* AIM *
Could you rewrite the entries from the line containing "x-tick-label: 7: [676, 417, 685, 436]" through the line containing "Find all labels, buttons, inputs, and", renaming "x-tick-label" to "x-axis-label" and leaving everything else unchanged?

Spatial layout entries

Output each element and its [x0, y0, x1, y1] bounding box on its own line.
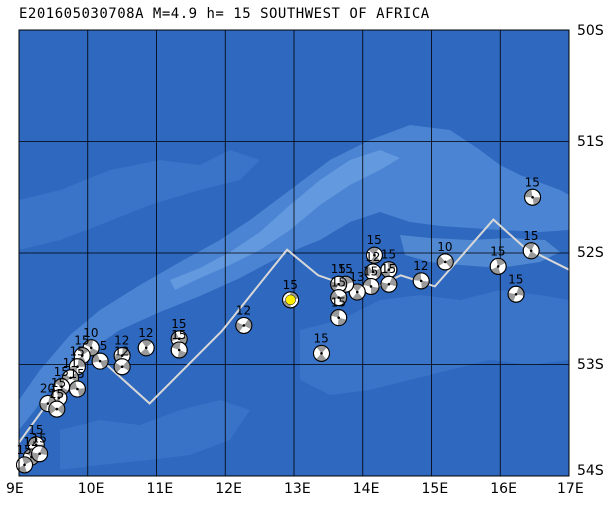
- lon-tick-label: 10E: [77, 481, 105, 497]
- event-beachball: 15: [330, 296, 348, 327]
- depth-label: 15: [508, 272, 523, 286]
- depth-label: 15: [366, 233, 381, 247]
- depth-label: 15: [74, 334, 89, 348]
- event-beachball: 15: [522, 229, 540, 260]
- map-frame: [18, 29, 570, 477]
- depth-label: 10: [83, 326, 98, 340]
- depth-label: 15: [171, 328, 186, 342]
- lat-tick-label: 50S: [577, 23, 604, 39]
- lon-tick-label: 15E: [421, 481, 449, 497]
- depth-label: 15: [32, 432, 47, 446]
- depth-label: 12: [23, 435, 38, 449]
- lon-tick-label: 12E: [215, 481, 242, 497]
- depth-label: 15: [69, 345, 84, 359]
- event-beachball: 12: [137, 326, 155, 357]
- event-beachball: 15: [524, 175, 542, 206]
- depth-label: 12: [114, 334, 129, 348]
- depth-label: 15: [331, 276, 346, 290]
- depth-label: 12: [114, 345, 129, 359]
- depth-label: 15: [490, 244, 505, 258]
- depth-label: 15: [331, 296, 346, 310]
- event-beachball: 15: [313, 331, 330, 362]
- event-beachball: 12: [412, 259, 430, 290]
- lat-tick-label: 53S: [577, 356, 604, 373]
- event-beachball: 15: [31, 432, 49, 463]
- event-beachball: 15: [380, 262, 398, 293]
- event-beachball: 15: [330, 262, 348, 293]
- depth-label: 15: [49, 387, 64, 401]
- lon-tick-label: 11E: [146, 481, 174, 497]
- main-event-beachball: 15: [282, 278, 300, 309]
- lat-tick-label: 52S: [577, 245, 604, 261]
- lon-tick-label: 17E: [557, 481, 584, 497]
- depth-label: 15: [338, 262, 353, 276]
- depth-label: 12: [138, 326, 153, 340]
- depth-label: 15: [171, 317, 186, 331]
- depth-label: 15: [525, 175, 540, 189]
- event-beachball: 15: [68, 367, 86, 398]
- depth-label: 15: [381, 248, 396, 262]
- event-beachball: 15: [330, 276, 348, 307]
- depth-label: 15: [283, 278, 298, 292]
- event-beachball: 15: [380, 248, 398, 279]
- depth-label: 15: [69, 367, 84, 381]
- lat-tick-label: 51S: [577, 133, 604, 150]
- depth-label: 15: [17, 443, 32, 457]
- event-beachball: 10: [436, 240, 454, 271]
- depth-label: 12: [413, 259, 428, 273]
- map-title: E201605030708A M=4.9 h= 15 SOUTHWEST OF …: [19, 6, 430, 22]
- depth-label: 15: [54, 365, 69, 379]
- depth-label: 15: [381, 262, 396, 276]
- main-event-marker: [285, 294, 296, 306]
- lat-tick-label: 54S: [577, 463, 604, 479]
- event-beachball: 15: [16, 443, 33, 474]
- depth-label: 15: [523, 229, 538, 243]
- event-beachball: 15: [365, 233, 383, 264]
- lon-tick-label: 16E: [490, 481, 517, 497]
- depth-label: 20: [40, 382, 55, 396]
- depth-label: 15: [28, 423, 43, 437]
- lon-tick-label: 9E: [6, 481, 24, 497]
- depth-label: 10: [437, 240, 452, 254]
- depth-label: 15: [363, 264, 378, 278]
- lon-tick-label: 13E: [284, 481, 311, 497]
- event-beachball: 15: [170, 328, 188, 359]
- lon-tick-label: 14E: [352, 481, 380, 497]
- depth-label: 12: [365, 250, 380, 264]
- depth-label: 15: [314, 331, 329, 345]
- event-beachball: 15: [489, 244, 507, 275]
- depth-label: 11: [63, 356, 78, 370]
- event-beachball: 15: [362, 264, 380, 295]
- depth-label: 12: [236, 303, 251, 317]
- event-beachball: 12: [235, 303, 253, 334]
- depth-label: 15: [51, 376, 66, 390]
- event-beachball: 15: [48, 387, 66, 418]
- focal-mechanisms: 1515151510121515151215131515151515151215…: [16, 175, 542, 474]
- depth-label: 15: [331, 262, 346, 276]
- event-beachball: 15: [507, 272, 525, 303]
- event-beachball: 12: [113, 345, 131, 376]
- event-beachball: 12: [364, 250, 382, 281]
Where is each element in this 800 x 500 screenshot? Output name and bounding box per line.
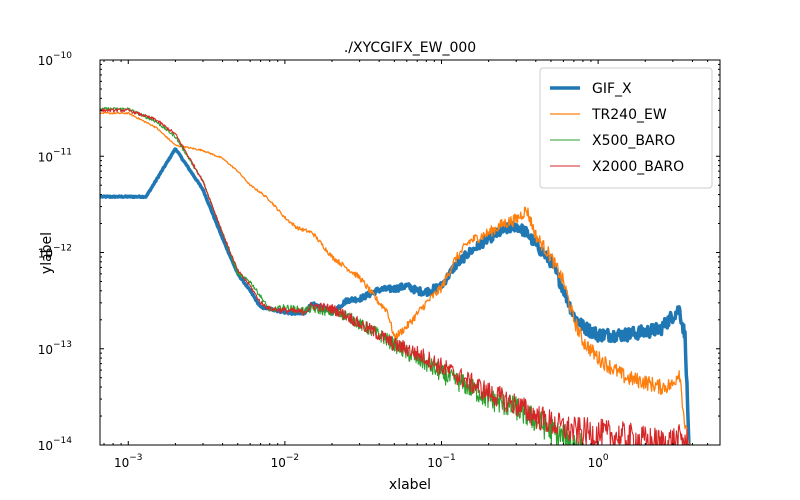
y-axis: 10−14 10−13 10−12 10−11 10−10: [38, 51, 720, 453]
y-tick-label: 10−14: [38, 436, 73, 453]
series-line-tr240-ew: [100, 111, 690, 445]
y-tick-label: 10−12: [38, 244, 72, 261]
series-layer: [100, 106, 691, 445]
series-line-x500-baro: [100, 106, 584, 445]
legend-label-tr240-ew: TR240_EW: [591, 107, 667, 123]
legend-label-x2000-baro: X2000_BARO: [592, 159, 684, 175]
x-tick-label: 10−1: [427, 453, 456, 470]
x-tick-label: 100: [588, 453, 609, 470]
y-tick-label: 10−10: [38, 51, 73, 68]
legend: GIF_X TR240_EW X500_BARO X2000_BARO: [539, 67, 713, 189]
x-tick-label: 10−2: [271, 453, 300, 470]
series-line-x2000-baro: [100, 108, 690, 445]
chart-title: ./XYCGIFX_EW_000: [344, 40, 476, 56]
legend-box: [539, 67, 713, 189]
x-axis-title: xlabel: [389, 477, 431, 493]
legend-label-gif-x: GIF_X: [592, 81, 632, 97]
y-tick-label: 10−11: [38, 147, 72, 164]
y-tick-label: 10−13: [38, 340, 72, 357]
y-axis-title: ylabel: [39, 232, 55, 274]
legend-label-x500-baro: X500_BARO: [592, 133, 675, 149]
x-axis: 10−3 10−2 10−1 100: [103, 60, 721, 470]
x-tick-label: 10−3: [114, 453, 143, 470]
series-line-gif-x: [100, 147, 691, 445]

--

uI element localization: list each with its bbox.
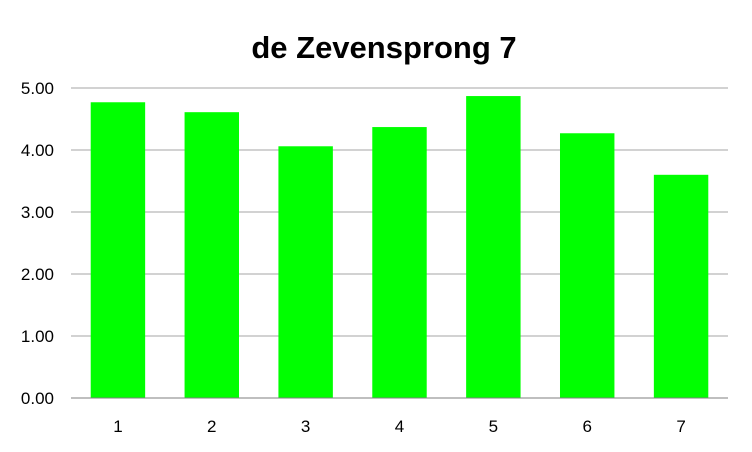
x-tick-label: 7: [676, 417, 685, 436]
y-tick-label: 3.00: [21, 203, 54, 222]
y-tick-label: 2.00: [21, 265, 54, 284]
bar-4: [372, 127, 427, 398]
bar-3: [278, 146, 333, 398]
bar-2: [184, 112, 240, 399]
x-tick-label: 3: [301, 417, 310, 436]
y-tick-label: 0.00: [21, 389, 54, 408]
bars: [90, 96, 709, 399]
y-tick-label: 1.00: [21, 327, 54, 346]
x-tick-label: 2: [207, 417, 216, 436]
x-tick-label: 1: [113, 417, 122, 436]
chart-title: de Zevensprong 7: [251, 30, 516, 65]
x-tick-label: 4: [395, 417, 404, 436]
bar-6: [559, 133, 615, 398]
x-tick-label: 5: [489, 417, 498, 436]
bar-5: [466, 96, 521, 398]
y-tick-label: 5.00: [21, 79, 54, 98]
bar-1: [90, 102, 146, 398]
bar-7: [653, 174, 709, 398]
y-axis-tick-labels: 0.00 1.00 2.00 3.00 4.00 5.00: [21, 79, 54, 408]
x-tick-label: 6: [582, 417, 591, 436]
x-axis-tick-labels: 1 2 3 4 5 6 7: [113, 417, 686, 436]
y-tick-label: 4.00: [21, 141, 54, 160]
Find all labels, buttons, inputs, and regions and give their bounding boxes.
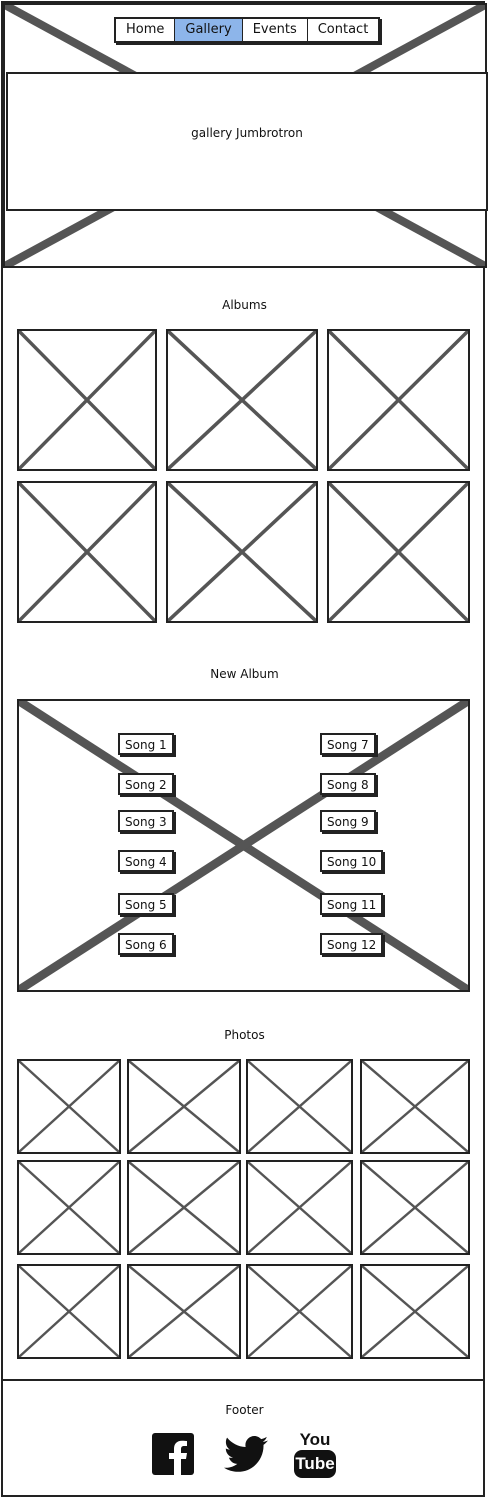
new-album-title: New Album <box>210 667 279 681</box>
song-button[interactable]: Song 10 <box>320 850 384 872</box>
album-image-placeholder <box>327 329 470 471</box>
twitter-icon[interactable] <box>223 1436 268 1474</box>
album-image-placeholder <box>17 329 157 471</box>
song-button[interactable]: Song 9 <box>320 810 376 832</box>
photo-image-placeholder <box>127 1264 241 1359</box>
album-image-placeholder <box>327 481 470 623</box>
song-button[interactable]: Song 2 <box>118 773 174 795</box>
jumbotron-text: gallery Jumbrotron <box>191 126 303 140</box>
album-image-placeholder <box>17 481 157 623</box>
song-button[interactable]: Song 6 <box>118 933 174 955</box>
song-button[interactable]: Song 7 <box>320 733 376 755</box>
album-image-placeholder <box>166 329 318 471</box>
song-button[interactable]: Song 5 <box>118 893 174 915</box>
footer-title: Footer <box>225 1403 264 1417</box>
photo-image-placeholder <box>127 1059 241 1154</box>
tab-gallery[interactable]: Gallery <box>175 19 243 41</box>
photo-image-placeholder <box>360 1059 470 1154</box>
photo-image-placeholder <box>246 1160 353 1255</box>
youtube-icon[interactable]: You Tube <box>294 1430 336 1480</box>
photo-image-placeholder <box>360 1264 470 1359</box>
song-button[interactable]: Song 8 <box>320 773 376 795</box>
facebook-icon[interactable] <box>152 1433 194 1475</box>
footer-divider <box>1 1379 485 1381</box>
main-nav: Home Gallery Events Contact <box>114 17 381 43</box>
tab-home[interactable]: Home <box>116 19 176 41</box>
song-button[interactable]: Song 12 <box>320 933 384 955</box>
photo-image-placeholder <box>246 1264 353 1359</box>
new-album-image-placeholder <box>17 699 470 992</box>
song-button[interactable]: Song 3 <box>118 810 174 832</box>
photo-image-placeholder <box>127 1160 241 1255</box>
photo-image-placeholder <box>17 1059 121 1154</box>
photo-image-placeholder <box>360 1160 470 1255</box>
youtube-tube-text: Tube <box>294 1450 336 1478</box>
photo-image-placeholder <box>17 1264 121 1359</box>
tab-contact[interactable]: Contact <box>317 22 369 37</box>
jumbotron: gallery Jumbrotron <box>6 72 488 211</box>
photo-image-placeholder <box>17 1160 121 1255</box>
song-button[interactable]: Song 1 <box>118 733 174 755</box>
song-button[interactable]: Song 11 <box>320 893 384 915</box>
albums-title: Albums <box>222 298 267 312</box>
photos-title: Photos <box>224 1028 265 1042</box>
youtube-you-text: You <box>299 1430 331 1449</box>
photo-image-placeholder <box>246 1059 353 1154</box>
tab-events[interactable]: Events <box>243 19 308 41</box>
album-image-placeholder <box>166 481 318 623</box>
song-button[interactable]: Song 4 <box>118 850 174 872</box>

* EXPECTED OUTPUT *
x-axis-label: 7: [676, 417, 685, 436]
y-tick-label: 3.00: [21, 203, 54, 222]
y-tick-label: 2.00: [21, 265, 54, 284]
bar-4: [372, 127, 427, 398]
bar-3: [278, 146, 333, 398]
bar-2: [184, 112, 240, 399]
x-axis-label: 3: [301, 417, 310, 436]
y-tick-label: 0.00: [21, 389, 54, 408]
bars: [90, 96, 709, 399]
y-tick-label: 1.00: [21, 327, 54, 346]
x-axis-label: 2: [207, 417, 216, 436]
x-axis-label: 1: [113, 417, 122, 436]
chart-title: de Zevensprong 7: [251, 30, 516, 65]
x-axis-label: 4: [395, 417, 404, 436]
bar-6: [559, 133, 615, 398]
x-axis-label: 5: [489, 417, 498, 436]
bar-5: [466, 96, 521, 398]
y-tick-label: 5.00: [21, 79, 54, 98]
bar-1: [90, 102, 146, 398]
bar-7: [653, 174, 709, 398]
y-axis-tick-labels: 0.00 1.00 2.00 3.00 4.00 5.00: [21, 79, 54, 408]
x-axis-label: 6: [582, 417, 591, 436]
x-axis-tick-labels: 1 2 3 4 5 6 7: [113, 417, 686, 436]
y-tick-label: 4.00: [21, 141, 54, 160]
Find all labels, buttons, inputs, and regions and give their bounding boxes.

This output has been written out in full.